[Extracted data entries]
---------------

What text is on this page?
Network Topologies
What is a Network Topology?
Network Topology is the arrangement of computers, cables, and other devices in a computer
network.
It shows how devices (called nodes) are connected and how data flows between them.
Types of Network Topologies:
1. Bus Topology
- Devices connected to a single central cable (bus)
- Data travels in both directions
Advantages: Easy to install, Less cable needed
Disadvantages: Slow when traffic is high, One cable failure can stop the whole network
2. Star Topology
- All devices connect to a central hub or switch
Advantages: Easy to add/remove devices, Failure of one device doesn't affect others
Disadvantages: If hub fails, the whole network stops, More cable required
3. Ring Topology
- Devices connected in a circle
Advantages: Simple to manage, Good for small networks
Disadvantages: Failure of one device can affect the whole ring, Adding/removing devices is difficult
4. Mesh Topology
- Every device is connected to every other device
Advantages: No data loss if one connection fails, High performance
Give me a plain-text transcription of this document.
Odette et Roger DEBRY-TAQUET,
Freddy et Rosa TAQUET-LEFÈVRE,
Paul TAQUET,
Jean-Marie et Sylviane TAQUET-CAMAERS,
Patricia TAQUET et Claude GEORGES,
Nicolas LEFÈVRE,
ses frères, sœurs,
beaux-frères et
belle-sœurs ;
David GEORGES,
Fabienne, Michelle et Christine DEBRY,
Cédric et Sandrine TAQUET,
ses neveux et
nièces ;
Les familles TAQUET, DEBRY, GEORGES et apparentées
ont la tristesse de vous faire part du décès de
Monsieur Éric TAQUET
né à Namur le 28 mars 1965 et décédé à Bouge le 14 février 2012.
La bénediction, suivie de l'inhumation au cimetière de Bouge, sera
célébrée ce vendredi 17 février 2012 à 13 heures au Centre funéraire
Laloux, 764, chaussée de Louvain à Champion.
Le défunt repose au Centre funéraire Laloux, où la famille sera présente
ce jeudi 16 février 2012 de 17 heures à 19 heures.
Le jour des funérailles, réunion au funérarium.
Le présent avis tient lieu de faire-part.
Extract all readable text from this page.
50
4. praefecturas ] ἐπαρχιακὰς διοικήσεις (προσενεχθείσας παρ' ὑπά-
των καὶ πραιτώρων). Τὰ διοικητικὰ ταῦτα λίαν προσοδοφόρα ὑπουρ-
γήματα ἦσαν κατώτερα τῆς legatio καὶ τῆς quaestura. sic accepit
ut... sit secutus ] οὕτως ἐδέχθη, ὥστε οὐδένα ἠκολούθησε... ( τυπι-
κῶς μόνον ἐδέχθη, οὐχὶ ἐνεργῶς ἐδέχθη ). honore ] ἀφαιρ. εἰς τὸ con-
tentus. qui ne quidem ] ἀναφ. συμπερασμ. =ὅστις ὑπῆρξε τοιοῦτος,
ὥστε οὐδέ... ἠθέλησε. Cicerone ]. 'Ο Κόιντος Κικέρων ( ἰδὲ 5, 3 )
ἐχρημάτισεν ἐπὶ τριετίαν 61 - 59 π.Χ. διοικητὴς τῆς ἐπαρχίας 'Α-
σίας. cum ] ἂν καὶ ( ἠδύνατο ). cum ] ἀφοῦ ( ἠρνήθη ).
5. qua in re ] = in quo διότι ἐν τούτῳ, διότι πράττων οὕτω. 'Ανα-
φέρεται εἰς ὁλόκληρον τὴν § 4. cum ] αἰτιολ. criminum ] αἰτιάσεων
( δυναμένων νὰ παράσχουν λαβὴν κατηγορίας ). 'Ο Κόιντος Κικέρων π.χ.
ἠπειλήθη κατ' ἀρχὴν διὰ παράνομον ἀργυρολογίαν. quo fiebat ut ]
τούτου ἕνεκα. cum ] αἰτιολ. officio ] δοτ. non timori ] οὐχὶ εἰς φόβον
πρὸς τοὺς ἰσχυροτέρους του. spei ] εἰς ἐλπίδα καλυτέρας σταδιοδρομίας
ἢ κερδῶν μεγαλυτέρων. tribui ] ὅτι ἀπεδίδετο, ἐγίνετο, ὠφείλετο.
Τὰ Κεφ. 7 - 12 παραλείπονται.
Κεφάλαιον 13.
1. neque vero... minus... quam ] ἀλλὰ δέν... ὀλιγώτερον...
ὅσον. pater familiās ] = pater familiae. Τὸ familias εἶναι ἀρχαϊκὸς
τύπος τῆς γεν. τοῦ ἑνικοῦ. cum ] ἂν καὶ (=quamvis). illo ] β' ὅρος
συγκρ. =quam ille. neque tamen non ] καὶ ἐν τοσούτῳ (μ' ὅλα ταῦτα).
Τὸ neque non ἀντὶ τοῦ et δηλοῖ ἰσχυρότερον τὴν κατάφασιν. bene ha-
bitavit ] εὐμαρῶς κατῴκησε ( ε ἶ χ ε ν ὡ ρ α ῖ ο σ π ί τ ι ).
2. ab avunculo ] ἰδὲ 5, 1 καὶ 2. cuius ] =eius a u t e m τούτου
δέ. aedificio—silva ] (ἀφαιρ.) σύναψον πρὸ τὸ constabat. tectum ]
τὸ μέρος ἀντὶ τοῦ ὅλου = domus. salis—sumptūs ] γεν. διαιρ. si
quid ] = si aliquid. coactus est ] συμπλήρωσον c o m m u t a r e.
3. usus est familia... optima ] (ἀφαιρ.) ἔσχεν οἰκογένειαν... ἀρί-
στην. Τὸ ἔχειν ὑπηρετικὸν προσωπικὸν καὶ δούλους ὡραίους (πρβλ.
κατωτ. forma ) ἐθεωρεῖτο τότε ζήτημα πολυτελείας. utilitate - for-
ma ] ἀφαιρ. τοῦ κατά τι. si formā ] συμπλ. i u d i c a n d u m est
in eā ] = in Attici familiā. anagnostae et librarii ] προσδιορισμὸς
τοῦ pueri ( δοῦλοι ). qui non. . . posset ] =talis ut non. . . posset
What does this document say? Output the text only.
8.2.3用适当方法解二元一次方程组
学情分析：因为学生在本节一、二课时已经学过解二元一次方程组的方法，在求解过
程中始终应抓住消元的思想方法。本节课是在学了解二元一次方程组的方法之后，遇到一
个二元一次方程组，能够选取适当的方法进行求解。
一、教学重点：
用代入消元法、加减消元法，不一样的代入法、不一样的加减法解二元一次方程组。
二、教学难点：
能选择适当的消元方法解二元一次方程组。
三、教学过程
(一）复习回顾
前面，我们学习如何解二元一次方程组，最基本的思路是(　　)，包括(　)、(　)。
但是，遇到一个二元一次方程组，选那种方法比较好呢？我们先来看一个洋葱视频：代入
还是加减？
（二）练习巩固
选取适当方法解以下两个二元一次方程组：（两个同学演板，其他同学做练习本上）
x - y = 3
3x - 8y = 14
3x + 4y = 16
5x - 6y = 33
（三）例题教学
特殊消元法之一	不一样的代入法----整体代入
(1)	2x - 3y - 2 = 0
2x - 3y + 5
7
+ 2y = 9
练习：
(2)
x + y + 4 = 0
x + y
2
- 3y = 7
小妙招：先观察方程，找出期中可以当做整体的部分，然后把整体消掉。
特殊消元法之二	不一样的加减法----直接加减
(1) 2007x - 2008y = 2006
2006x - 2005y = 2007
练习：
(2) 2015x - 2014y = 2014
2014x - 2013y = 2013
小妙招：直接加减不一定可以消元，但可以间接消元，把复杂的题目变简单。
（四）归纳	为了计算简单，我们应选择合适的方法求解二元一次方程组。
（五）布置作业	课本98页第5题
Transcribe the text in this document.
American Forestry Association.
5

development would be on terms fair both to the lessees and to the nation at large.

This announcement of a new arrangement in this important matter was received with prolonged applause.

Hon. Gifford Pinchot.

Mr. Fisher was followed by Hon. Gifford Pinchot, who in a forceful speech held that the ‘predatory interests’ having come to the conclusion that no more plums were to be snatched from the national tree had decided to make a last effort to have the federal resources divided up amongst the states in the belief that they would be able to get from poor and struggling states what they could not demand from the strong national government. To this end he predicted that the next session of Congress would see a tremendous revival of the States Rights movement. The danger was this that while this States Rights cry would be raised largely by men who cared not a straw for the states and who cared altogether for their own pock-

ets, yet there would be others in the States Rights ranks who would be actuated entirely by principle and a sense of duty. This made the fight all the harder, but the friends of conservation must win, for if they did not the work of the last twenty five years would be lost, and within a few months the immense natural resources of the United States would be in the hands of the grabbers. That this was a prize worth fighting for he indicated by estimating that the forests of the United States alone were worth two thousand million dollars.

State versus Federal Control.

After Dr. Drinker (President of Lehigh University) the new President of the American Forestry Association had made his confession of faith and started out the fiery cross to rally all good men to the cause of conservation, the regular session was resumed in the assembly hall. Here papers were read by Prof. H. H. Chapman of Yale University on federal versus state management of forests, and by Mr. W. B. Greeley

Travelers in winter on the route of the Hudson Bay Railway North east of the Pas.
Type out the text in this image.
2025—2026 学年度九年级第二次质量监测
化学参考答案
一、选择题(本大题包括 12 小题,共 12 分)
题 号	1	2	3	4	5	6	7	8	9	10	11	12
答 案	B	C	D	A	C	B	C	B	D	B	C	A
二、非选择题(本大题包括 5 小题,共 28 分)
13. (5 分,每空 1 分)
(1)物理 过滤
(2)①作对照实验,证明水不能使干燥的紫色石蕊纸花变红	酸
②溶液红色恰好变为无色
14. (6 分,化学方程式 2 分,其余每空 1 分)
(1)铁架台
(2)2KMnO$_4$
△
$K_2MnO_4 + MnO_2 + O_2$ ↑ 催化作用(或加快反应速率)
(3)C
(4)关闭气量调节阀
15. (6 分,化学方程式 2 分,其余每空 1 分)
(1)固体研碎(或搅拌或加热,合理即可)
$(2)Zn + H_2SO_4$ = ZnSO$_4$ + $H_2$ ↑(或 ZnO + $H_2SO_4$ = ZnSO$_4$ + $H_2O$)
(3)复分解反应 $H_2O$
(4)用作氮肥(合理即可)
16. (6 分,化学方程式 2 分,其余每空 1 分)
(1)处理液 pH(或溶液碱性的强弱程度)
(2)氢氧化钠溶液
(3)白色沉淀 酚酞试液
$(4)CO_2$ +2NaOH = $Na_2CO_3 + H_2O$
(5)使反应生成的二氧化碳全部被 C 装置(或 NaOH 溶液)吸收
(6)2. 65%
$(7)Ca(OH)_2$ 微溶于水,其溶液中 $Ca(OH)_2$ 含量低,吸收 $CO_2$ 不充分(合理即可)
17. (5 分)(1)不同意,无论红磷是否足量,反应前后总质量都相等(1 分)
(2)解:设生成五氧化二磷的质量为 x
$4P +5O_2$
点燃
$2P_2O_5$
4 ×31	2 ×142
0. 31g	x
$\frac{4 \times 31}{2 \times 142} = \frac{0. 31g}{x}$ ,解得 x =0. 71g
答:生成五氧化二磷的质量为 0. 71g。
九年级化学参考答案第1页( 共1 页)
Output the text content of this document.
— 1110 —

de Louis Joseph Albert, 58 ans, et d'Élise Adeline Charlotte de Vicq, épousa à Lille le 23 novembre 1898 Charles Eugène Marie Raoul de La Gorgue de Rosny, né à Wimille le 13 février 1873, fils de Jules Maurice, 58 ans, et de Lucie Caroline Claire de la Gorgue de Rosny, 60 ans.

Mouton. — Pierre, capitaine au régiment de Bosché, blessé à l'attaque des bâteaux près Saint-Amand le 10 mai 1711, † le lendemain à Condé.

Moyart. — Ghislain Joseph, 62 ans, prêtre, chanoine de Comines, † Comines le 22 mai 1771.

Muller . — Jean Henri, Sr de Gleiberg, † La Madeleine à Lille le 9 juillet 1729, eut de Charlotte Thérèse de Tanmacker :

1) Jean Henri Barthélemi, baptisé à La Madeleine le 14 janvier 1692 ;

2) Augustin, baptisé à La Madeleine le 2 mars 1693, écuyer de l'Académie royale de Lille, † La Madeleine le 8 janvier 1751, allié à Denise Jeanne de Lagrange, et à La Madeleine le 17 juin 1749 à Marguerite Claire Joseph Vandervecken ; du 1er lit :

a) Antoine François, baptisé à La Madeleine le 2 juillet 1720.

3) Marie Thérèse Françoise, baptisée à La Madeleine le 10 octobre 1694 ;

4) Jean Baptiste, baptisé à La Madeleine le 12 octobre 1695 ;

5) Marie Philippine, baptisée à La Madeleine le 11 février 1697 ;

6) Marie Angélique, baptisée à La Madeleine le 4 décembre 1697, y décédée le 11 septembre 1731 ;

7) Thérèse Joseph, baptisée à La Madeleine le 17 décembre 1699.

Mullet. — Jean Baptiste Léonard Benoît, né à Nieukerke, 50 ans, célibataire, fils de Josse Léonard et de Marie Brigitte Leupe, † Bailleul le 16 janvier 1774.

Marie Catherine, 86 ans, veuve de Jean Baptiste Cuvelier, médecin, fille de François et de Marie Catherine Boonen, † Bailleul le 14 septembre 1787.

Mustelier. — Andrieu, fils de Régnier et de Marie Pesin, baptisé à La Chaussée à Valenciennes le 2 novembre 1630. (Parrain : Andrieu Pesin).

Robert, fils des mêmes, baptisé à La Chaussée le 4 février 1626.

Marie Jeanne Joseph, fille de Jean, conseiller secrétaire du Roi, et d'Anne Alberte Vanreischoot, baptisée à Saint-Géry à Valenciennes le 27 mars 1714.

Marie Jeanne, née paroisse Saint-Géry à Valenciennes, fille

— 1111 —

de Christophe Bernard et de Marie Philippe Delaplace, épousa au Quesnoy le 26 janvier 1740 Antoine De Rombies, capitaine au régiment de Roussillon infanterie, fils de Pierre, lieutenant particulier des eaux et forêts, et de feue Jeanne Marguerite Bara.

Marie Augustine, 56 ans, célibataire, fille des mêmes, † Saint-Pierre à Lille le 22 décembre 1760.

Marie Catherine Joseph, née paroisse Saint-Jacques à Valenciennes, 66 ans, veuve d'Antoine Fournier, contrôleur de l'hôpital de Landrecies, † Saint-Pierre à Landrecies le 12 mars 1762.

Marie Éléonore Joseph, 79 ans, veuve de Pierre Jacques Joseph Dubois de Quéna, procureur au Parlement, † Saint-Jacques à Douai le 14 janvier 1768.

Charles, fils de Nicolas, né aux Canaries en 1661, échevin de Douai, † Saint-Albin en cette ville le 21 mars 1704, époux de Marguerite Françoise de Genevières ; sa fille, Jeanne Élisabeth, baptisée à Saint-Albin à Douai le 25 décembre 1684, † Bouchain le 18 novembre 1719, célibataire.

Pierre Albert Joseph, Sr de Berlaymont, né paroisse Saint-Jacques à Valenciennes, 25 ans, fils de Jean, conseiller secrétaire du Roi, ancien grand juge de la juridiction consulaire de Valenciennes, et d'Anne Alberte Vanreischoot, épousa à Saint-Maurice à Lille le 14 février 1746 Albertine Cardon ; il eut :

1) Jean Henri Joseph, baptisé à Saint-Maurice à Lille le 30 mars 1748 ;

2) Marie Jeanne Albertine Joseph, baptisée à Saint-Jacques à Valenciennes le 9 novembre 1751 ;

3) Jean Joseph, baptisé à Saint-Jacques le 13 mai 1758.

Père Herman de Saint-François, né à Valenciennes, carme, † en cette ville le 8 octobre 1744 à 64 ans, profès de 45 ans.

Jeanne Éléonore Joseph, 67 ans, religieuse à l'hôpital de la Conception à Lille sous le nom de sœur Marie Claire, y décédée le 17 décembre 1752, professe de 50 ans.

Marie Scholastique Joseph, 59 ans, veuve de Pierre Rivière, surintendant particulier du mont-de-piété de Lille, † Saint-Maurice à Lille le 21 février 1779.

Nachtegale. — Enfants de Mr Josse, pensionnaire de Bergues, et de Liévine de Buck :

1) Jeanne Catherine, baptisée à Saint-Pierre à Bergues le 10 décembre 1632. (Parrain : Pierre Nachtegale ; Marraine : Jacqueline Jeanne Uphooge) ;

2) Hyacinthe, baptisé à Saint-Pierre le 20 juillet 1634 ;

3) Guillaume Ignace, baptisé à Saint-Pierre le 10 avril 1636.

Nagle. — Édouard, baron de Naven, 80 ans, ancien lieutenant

---------------

# Stated problem
From the listing above, pick out each line where the word "Éléonore" appears.

# Complete response
Marie Éléonore Joseph, 79 ans, veuve de Pierre Jacques Joseph Dubois de Quéna, procureur au Parlement, † Saint-Jacques à Douai le 14 janvier 1768.
Jeanne Éléonore Joseph, 67 ans, religieuse à l'hôpital de la Conception à Lille sous le nom de sœur Marie Claire, y décédée le 17 décembre 1752, professe de 50 ans.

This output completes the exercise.